Task statement -
Could you rename every "input-plug" to "input-socket" in the entries below, reproducing all other lines unchanged and leaving out the pictures?

Available records -
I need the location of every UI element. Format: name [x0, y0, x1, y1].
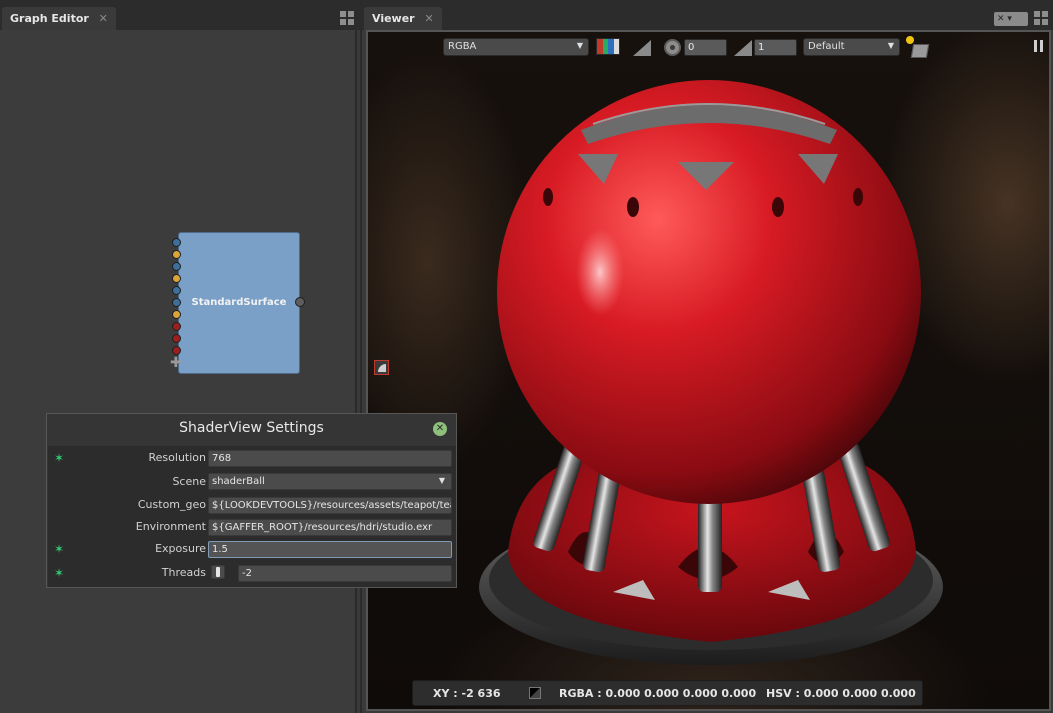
active-plug-icon[interactable]: ✶	[54, 567, 66, 579]
rgba-readout: RGBA : 0.000 0.000 0.000 0.000	[559, 687, 757, 700]
display-transform-value: Default	[808, 41, 845, 52]
rgb-channels-icon[interactable]	[596, 38, 620, 55]
exposure-value: 0	[688, 42, 695, 53]
resolution-field[interactable]: 768	[208, 450, 452, 467]
chevron-down-icon: ▼	[438, 476, 445, 485]
shader-ball-render	[479, 80, 943, 665]
tab-viewer[interactable]: Viewer ✕	[364, 7, 442, 30]
input-plug[interactable]	[172, 310, 181, 319]
channel-mode-value: RGBA	[448, 41, 477, 52]
threads-slider[interactable]	[211, 565, 225, 579]
input-plug[interactable]	[172, 274, 181, 283]
scene-select[interactable]: shaderBall ▼	[208, 473, 452, 490]
add-plug-icon[interactable]: ✚	[170, 356, 182, 370]
exposure-aperture-icon[interactable]	[664, 39, 681, 56]
input-plug[interactable]	[172, 298, 181, 307]
gamma-icon[interactable]	[734, 40, 752, 56]
close-icon[interactable]: ✕	[433, 422, 447, 436]
channel-mode-select[interactable]: RGBA ▼	[443, 38, 589, 56]
input-plug[interactable]	[172, 238, 181, 247]
color-swatch	[529, 687, 541, 699]
environment-label: Environment	[135, 520, 206, 533]
threads-label: Threads	[161, 566, 206, 579]
exposure-field[interactable]: 1.5	[208, 541, 452, 558]
view-selector-icon[interactable]: ✕ ▾	[994, 12, 1028, 26]
shaderview-settings-dialog: ShaderView Settings ✕ ✶ Resolution 768 S…	[46, 413, 457, 588]
input-plug[interactable]	[172, 262, 181, 271]
environment-field[interactable]: ${GAFFER_ROOT}/resources/hdri/studio.exr	[208, 519, 452, 536]
custom-geo-field[interactable]: ${LOOKDEVTOOLS}/resources/assets/teapot/…	[208, 497, 452, 514]
tab-graph-editor-label: Graph Editor	[10, 12, 89, 25]
chevron-down-icon: ▼	[576, 41, 583, 50]
viewer-tabbar: Viewer ✕ ✕ ▾	[362, 0, 1053, 30]
input-plug[interactable]	[172, 322, 181, 331]
graph-editor-tabbar: Graph Editor ✕	[0, 0, 360, 30]
active-plug-icon[interactable]: ✶	[54, 543, 66, 555]
viewer-canvas[interactable]	[366, 30, 1051, 711]
hsv-readout: HSV : 0.000 0.000 0.000	[766, 687, 916, 700]
xy-readout: XY : -2 636	[433, 687, 501, 700]
pause-icon[interactable]	[1034, 40, 1044, 52]
exposure-field[interactable]: 0	[684, 39, 727, 56]
layout-menu-icon[interactable]	[1034, 11, 1048, 25]
scene-value: shaderBall	[212, 476, 265, 487]
dialog-title: ShaderView Settings	[179, 420, 324, 436]
gamma-field[interactable]: 1	[754, 39, 797, 56]
settings-body: ✶ Resolution 768 Scene shaderBall ▼ Cust…	[48, 446, 456, 587]
input-plug[interactable]	[172, 334, 181, 343]
exposure-label: Exposure	[155, 542, 206, 555]
output-plug[interactable]	[295, 297, 305, 307]
layout-menu-icon[interactable]	[340, 11, 354, 25]
standard-surface-node[interactable]: StandardSurface	[178, 232, 300, 374]
resolution-label: Resolution	[148, 451, 206, 464]
tab-viewer-label: Viewer	[372, 12, 415, 25]
tab-graph-editor[interactable]: Graph Editor ✕	[2, 7, 116, 30]
pixel-info-bar: XY : -2 636 RGBA : 0.000 0.000 0.000 0.0…	[412, 680, 923, 706]
input-plug[interactable]	[172, 286, 181, 295]
chevron-down-icon: ▼	[887, 41, 894, 50]
threads-field[interactable]: -2	[238, 565, 452, 582]
node-label: StandardSurface	[191, 297, 287, 308]
scene-lights-icon[interactable]	[906, 36, 930, 60]
input-plug[interactable]	[172, 250, 181, 259]
close-icon[interactable]: ✕	[424, 12, 433, 25]
input-plug[interactable]	[172, 346, 181, 355]
crop-corner-icon[interactable]	[374, 360, 389, 375]
active-plug-icon[interactable]: ✶	[54, 452, 66, 464]
custom-geo-label: Custom_geo	[137, 498, 206, 511]
close-icon[interactable]: ✕	[99, 12, 108, 25]
gamma-value: 1	[758, 42, 765, 53]
scene-label: Scene	[172, 475, 206, 488]
display-transform-select[interactable]: Default ▼	[803, 38, 900, 56]
soft-clip-icon[interactable]	[633, 40, 651, 56]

Written response -
I need the location of every UI element. Format: name [x0, y0, x1, y1].
active-plug-icon[interactable]: ✶	[54, 567, 66, 579]
rgba-readout: RGBA : 0.000 0.000 0.000 0.000	[559, 687, 757, 700]
display-transform-value: Default	[808, 41, 845, 52]
rgb-channels-icon[interactable]	[596, 38, 620, 55]
exposure-value: 0	[688, 42, 695, 53]
resolution-field[interactable]: 768	[208, 450, 452, 467]
chevron-down-icon: ▼	[438, 476, 445, 485]
shader-ball-render	[479, 80, 943, 665]
tab-viewer[interactable]: Viewer ✕	[364, 7, 442, 30]
input-socket[interactable]	[172, 310, 181, 319]
channel-mode-value: RGBA	[448, 41, 477, 52]
threads-slider[interactable]	[211, 565, 225, 579]
input-socket[interactable]	[172, 274, 181, 283]
scene-select[interactable]: shaderBall ▼	[208, 473, 452, 490]
add-plug-icon[interactable]: ✚	[170, 356, 182, 370]
exposure-aperture-icon[interactable]	[664, 39, 681, 56]
input-socket[interactable]	[172, 298, 181, 307]
gamma-icon[interactable]	[734, 40, 752, 56]
close-icon[interactable]: ✕	[433, 422, 447, 436]
channel-mode-select[interactable]: RGBA ▼	[443, 38, 589, 56]
input-socket[interactable]	[172, 238, 181, 247]
color-swatch	[529, 687, 541, 699]
environment-label: Environment	[135, 520, 206, 533]
threads-label: Threads	[161, 566, 206, 579]
exposure-field[interactable]: 1.5	[208, 541, 452, 558]
view-selector-icon[interactable]: ✕ ▾	[994, 12, 1028, 26]
shaderview-settings-dialog: ShaderView Settings ✕ ✶ Resolution 768 S…	[46, 413, 457, 588]
input-socket[interactable]	[172, 262, 181, 271]
environment-field[interactable]: ${GAFFER_ROOT}/resources/hdri/studio.exr	[208, 519, 452, 536]
custom-geo-field[interactable]: ${LOOKDEVTOOLS}/resources/assets/teapot/…	[208, 497, 452, 514]
tab-graph-editor-label: Graph Editor	[10, 12, 89, 25]
chevron-down-icon: ▼	[576, 41, 583, 50]
viewer-tabbar: Viewer ✕ ✕ ▾	[362, 0, 1053, 30]
input-socket[interactable]	[172, 322, 181, 331]
graph-editor-tabbar: Graph Editor ✕	[0, 0, 360, 30]
active-plug-icon[interactable]: ✶	[54, 543, 66, 555]
viewer-canvas[interactable]	[366, 30, 1051, 711]
hsv-readout: HSV : 0.000 0.000 0.000	[766, 687, 916, 700]
xy-readout: XY : -2 636	[433, 687, 501, 700]
pause-icon[interactable]	[1034, 40, 1044, 52]
exposure-field[interactable]: 0	[684, 39, 727, 56]
layout-menu-icon[interactable]	[1034, 11, 1048, 25]
scene-value: shaderBall	[212, 476, 265, 487]
dialog-title: ShaderView Settings	[179, 420, 324, 436]
gamma-field[interactable]: 1	[754, 39, 797, 56]
settings-body: ✶ Resolution 768 Scene shaderBall ▼ Cust…	[48, 446, 456, 587]
input-socket[interactable]	[172, 334, 181, 343]
exposure-label: Exposure	[155, 542, 206, 555]
output-plug[interactable]	[295, 297, 305, 307]
layout-menu-icon[interactable]	[340, 11, 354, 25]
standard-surface-node[interactable]: StandardSurface	[178, 232, 300, 374]
resolution-label: Resolution	[148, 451, 206, 464]
tab-viewer-label: Viewer	[372, 12, 415, 25]
tab-graph-editor[interactable]: Graph Editor ✕	[2, 7, 116, 30]
pixel-info-bar: XY : -2 636 RGBA : 0.000 0.000 0.000 0.0…	[412, 680, 923, 706]
input-socket[interactable]	[172, 286, 181, 295]
chevron-down-icon: ▼	[887, 41, 894, 50]
threads-field[interactable]: -2	[238, 565, 452, 582]
node-label: StandardSurface	[191, 297, 287, 308]
scene-lights-icon[interactable]	[906, 36, 930, 60]
input-socket[interactable]	[172, 250, 181, 259]
close-icon[interactable]: ✕	[424, 12, 433, 25]
input-socket[interactable]	[172, 346, 181, 355]
crop-corner-icon[interactable]	[374, 360, 389, 375]
active-plug-icon[interactable]: ✶	[54, 452, 66, 464]
custom-geo-label: Custom_geo	[137, 498, 206, 511]
close-icon[interactable]: ✕	[99, 12, 108, 25]
gamma-value: 1	[758, 42, 765, 53]
scene-label: Scene	[172, 475, 206, 488]
display-transform-select[interactable]: Default ▼	[803, 38, 900, 56]
soft-clip-icon[interactable]	[633, 40, 651, 56]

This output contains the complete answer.